===== Material provided

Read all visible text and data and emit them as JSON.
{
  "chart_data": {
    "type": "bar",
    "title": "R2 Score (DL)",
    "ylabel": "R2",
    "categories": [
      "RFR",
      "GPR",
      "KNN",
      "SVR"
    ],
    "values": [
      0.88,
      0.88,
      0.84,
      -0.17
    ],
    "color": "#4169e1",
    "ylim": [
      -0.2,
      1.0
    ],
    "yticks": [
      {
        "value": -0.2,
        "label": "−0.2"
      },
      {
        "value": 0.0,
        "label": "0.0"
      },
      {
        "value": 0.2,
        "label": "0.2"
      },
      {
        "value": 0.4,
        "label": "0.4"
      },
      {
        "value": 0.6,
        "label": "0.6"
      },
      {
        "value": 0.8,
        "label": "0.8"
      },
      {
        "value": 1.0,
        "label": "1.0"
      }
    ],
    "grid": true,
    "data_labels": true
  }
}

==========

• Problem to solve: Output the records verbatim, from the first line to the last.

• Output below:
Read all visible text and data and emit them as JSON.
{
  "chart_data": {
    "type": "bar",
    "title": "R2 Score (DL)",
    "ylabel": "R2",
    "categories": [
      "RFR",
      "GPR",
      "KNN",
      "SVR"
    ],
    "values": [
      0.88,
      0.88,
      0.84,
      -0.17
    ],
    "color": "#4169e1",
    "ylim": [
      -0.2,
      1.0
    ],
    "yticks": [
      {
        "value": -0.2,
        "label": "−0.2"
      },
      {
        "value": 0.0,
        "label": "0.0"
      },
      {
        "value": 0.2,
        "label": "0.2"
      },
      {
        "value": 0.4,
        "label": "0.4"
      },
      {
        "value": 0.6,
        "label": "0.6"
      },
      {
        "value": 0.8,
        "label": "0.8"
      },
      {
        "value": 1.0,
        "label": "1.0"
      }
    ],
    "grid": true,
    "data_labels": true
  }
}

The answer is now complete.